Directive: Each line that follows should be printed again exactly as it stands.

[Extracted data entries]
-- BEGIN --

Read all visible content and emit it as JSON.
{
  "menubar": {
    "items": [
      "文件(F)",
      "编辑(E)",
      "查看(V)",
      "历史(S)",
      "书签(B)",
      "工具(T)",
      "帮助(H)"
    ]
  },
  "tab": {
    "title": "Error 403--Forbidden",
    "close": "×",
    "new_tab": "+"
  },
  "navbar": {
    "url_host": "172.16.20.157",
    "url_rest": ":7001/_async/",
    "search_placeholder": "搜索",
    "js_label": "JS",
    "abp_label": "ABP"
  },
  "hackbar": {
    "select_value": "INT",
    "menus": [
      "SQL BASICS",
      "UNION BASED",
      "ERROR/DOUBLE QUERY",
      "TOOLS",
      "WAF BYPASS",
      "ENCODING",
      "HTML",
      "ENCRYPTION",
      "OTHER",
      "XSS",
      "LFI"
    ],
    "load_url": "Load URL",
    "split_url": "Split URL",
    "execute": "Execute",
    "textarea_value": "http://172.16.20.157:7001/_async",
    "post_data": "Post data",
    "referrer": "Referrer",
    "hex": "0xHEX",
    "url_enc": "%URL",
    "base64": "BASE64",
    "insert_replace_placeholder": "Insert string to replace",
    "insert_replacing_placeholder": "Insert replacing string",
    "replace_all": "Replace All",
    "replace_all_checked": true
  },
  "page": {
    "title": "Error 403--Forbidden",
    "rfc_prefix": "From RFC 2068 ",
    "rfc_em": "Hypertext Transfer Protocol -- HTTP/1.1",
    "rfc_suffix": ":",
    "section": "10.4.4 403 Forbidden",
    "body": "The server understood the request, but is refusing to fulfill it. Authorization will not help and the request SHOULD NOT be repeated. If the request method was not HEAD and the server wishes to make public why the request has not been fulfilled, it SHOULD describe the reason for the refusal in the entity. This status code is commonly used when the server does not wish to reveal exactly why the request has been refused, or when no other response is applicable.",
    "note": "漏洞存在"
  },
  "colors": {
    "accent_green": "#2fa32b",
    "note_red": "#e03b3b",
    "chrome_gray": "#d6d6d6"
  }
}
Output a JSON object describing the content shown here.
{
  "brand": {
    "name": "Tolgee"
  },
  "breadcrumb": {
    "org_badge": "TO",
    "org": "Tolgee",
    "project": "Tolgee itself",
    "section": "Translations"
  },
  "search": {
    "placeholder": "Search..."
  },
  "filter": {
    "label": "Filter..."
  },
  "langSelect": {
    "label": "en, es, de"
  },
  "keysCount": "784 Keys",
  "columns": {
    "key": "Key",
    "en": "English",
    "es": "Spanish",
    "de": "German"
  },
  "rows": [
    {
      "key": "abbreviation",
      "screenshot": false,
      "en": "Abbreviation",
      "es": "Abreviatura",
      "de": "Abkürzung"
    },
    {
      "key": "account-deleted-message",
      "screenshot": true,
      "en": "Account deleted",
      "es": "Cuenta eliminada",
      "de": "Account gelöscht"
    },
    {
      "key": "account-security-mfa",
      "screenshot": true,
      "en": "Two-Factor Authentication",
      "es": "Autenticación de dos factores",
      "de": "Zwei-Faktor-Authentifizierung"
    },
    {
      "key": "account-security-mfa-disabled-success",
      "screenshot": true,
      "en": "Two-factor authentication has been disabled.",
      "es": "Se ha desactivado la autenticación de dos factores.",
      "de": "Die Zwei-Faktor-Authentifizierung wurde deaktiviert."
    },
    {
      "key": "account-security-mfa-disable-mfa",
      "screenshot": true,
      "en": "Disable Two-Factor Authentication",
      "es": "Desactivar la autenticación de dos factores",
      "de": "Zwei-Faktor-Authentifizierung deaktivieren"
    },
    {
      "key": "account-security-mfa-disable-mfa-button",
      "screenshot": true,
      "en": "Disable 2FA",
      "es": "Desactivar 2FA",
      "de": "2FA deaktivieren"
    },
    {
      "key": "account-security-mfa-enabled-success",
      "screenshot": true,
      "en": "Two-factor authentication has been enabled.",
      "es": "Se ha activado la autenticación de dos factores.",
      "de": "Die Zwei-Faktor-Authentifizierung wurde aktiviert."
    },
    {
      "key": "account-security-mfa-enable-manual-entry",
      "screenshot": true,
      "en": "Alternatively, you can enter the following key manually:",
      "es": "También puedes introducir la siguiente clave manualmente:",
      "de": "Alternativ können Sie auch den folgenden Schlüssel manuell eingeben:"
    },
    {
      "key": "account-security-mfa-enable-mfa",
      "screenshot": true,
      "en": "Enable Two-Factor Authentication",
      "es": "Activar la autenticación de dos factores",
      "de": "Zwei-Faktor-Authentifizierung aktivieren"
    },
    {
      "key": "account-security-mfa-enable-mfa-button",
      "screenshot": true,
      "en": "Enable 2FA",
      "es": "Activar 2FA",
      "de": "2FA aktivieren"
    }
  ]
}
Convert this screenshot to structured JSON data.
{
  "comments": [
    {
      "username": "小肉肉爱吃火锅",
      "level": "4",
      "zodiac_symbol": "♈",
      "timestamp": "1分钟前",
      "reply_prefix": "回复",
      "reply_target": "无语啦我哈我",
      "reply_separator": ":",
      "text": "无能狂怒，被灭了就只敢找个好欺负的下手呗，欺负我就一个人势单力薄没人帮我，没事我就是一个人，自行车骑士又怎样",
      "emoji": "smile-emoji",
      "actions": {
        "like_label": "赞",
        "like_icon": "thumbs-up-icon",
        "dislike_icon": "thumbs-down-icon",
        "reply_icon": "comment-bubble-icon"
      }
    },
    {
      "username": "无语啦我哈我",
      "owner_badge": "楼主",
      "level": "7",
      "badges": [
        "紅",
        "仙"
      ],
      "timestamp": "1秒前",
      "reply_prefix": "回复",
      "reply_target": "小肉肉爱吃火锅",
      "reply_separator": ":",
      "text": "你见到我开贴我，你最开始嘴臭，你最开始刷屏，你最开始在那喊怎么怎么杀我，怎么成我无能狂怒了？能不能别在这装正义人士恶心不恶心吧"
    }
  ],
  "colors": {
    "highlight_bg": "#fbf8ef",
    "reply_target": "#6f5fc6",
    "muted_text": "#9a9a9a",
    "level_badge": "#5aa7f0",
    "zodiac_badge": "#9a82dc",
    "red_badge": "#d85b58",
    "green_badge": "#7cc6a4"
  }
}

-- END --

Problem solution:
Read all visible content and emit it as JSON.
{
  "menubar": {
    "items": [
      "文件(F)",
      "编辑(E)",
      "查看(V)",
      "历史(S)",
      "书签(B)",
      "工具(T)",
      "帮助(H)"
    ]
  },
  "tab": {
    "title": "Error 403--Forbidden",
    "close": "×",
    "new_tab": "+"
  },
  "navbar": {
    "url_host": "172.16.20.157",
    "url_rest": ":7001/_async/",
    "search_placeholder": "搜索",
    "js_label": "JS",
    "abp_label": "ABP"
  },
  "hackbar": {
    "select_value": "INT",
    "menus": [
      "SQL BASICS",
      "UNION BASED",
      "ERROR/DOUBLE QUERY",
      "TOOLS",
      "WAF BYPASS",
      "ENCODING",
      "HTML",
      "ENCRYPTION",
      "OTHER",
      "XSS",
      "LFI"
    ],
    "load_url": "Load URL",
    "split_url": "Split URL",
    "execute": "Execute",
    "textarea_value": "http://172.16.20.157:7001/_async",
    "post_data": "Post data",
    "referrer": "Referrer",
    "hex": "0xHEX",
    "url_enc": "%URL",
    "base64": "BASE64",
    "insert_replace_placeholder": "Insert string to replace",
    "insert_replacing_placeholder": "Insert replacing string",
    "replace_all": "Replace All",
    "replace_all_checked": true
  },
  "page": {
    "title": "Error 403--Forbidden",
    "rfc_prefix": "From RFC 2068 ",
    "rfc_em": "Hypertext Transfer Protocol -- HTTP/1.1",
    "rfc_suffix": ":",
    "section": "10.4.4 403 Forbidden",
    "body": "The server understood the request, but is refusing to fulfill it. Authorization will not help and the request SHOULD NOT be repeated. If the request method was not HEAD and the server wishes to make public why the request has not been fulfilled, it SHOULD describe the reason for the refusal in the entity. This status code is commonly used when the server does not wish to reveal exactly why the request has been refused, or when no other response is applicable.",
    "note": "漏洞存在"
  },
  "colors": {
    "accent_green": "#2fa32b",
    "note_red": "#e03b3b",
    "chrome_gray": "#d6d6d6"
  }
}
Output a JSON object describing the content shown here.
{
  "brand": {
    "name": "Tolgee"
  },
  "breadcrumb": {
    "org_badge": "TO",
    "org": "Tolgee",
    "project": "Tolgee itself",
    "section": "Translations"
  },
  "search": {
    "placeholder": "Search..."
  },
  "filter": {
    "label": "Filter..."
  },
  "langSelect": {
    "label": "en, es, de"
  },
  "keysCount": "784 Keys",
  "columns": {
    "key": "Key",
    "en": "English",
    "es": "Spanish",
    "de": "German"
  },
  "rows": [
    {
      "key": "abbreviation",
      "screenshot": false,
      "en": "Abbreviation",
      "es": "Abreviatura",
      "de": "Abkürzung"
    },
    {
      "key": "account-deleted-message",
      "screenshot": true,
      "en": "Account deleted",
      "es": "Cuenta eliminada",
      "de": "Account gelöscht"
    },
    {
      "key": "account-security-mfa",
      "screenshot": true,
      "en": "Two-Factor Authentication",
      "es": "Autenticación de dos factores",
      "de": "Zwei-Faktor-Authentifizierung"
    },
    {
      "key": "account-security-mfa-disabled-success",
      "screenshot": true,
      "en": "Two-factor authentication has been disabled.",
      "es": "Se ha desactivado la autenticación de dos factores.",
      "de": "Die Zwei-Faktor-Authentifizierung wurde deaktiviert."
    },
    {
      "key": "account-security-mfa-disable-mfa",
      "screenshot": true,
      "en": "Disable Two-Factor Authentication",
      "es": "Desactivar la autenticación de dos factores",
      "de": "Zwei-Faktor-Authentifizierung deaktivieren"
    },
    {
      "key": "account-security-mfa-disable-mfa-button",
      "screenshot": true,
      "en": "Disable 2FA",
      "es": "Desactivar 2FA",
      "de": "2FA deaktivieren"
    },
    {
      "key": "account-security-mfa-enabled-success",
      "screenshot": true,
      "en": "Two-factor authentication has been enabled.",
      "es": "Se ha activado la autenticación de dos factores.",
      "de": "Die Zwei-Faktor-Authentifizierung wurde aktiviert."
    },
    {
      "key": "account-security-mfa-enable-manual-entry",
      "screenshot": true,
      "en": "Alternatively, you can enter the following key manually:",
      "es": "También puedes introducir la siguiente clave manualmente:",
      "de": "Alternativ können Sie auch den folgenden Schlüssel manuell eingeben:"
    },
    {
      "key": "account-security-mfa-enable-mfa",
      "screenshot": true,
      "en": "Enable Two-Factor Authentication",
      "es": "Activar la autenticación de dos factores",
      "de": "Zwei-Faktor-Authentifizierung aktivieren"
    },
    {
      "key": "account-security-mfa-enable-mfa-button",
      "screenshot": true,
      "en": "Enable 2FA",
      "es": "Activar 2FA",
      "de": "2FA aktivieren"
    }
  ]
}
Convert this screenshot to structured JSON data.
{
  "comments": [
    {
      "username": "小肉肉爱吃火锅",
      "level": "4",
      "zodiac_symbol": "♈",
      "timestamp": "1分钟前",
      "reply_prefix": "回复",
      "reply_target": "无语啦我哈我",
      "reply_separator": ":",
      "text": "无能狂怒，被灭了就只敢找个好欺负的下手呗，欺负我就一个人势单力薄没人帮我，没事我就是一个人，自行车骑士又怎样",
      "emoji": "smile-emoji",
      "actions": {
        "like_label": "赞",
        "like_icon": "thumbs-up-icon",
        "dislike_icon": "thumbs-down-icon",
        "reply_icon": "comment-bubble-icon"
      }
    },
    {
      "username": "无语啦我哈我",
      "owner_badge": "楼主",
      "level": "7",
      "badges": [
        "紅",
        "仙"
      ],
      "timestamp": "1秒前",
      "reply_prefix": "回复",
      "reply_target": "小肉肉爱吃火锅",
      "reply_separator": ":",
      "text": "你见到我开贴我，你最开始嘴臭，你最开始刷屏，你最开始在那喊怎么怎么杀我，怎么成我无能狂怒了？能不能别在这装正义人士恶心不恶心吧"
    }
  ],
  "colors": {
    "highlight_bg": "#fbf8ef",
    "reply_target": "#6f5fc6",
    "muted_text": "#9a9a9a",
    "level_badge": "#5aa7f0",
    "zodiac_badge": "#9a82dc",
    "red_badge": "#d85b58",
    "green_badge": "#7cc6a4"
  }
}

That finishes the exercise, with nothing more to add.